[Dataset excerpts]

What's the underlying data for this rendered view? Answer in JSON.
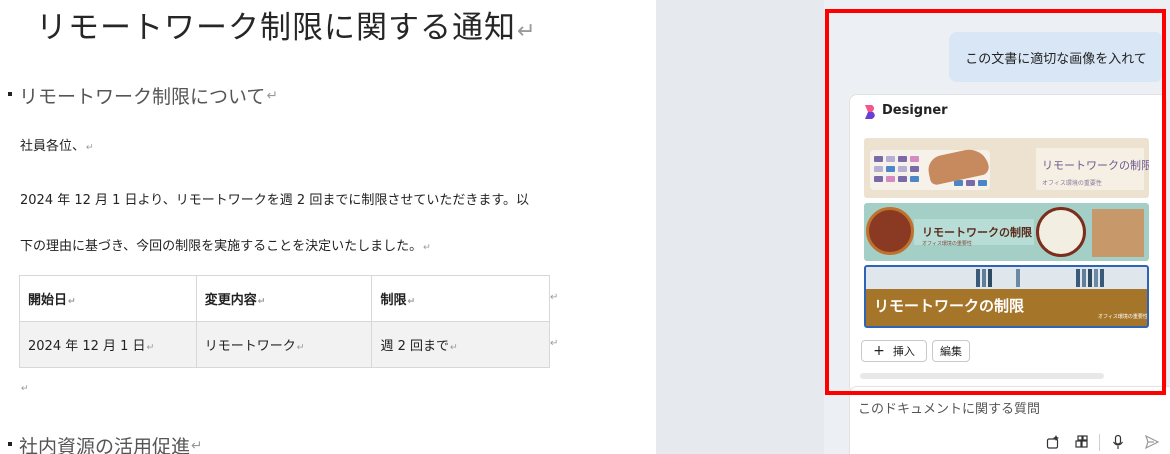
{
  "document": {
    "title": "リモートワーク制限に関する通知",
    "heading1": "リモートワーク制限について",
    "greeting": "社員各位、",
    "body_line1": "2024 年 12 月 1 日より、リモートワークを週 2 回までに制限させていただきます。以",
    "body_line2": "下の理由に基づき、今回の制限を実施することを決定いたしました。",
    "table": {
      "headers": [
        "開始日",
        "変更内容",
        "制限"
      ],
      "rows": [
        [
          "2024 年 12 月 1 日",
          "リモートワーク",
          "週 2 回まで"
        ]
      ]
    },
    "heading2": "社内資源の活用促進",
    "paragraph_mark": "↵"
  },
  "copilot": {
    "user_message": "この文書に適切な画像を入れて",
    "designer_title": "Designer",
    "images": [
      {
        "title": "リモートワークの制限",
        "subtitle": "オフィス環境の重要性"
      },
      {
        "title": "リモートワークの制限",
        "subtitle": "オフィス環境の重要性"
      },
      {
        "title": "リモートワークの制限",
        "subtitle": "オフィス環境の重要性"
      }
    ],
    "insert_icon": "+",
    "insert_label": "挿入",
    "edit_label": "編集",
    "input_placeholder": "このドキュメントに関する質問",
    "toolbar_icons": [
      "prompt-guide-icon",
      "attach-apps-icon",
      "microphone-icon",
      "send-icon"
    ],
    "highlight_color": "#ff0000",
    "user_bubble_color": "#d9e6f6",
    "selected_image_border": "#2f63b5"
  }
}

__PROBLEM STATEMENT__. Write out every entry again word for word, without any of the pictures.

__TASK RESPONSE__.
What's the underlying data for this rendered view? Answer in JSON.
{
  "document": {
    "title": "リモートワーク制限に関する通知",
    "heading1": "リモートワーク制限について",
    "greeting": "社員各位、",
    "body_line1": "2024 年 12 月 1 日より、リモートワークを週 2 回までに制限させていただきます。以",
    "body_line2": "下の理由に基づき、今回の制限を実施することを決定いたしました。",
    "table": {
      "headers": [
        "開始日",
        "変更内容",
        "制限"
      ],
      "rows": [
        [
          "2024 年 12 月 1 日",
          "リモートワーク",
          "週 2 回まで"
        ]
      ]
    },
    "heading2": "社内資源の活用促進",
    "paragraph_mark": "↵"
  },
  "copilot": {
    "user_message": "この文書に適切な画像を入れて",
    "designer_title": "Designer",
    "images": [
      {
        "title": "リモートワークの制限",
        "subtitle": "オフィス環境の重要性"
      },
      {
        "title": "リモートワークの制限",
        "subtitle": "オフィス環境の重要性"
      },
      {
        "title": "リモートワークの制限",
        "subtitle": "オフィス環境の重要性"
      }
    ],
    "insert_icon": "+",
    "insert_label": "挿入",
    "edit_label": "編集",
    "input_placeholder": "このドキュメントに関する質問",
    "toolbar_icons": [
      "prompt-guide-icon",
      "attach-apps-icon",
      "microphone-icon",
      "send-icon"
    ],
    "highlight_color": "#ff0000",
    "user_bubble_color": "#d9e6f6",
    "selected_image_border": "#2f63b5"
  }
}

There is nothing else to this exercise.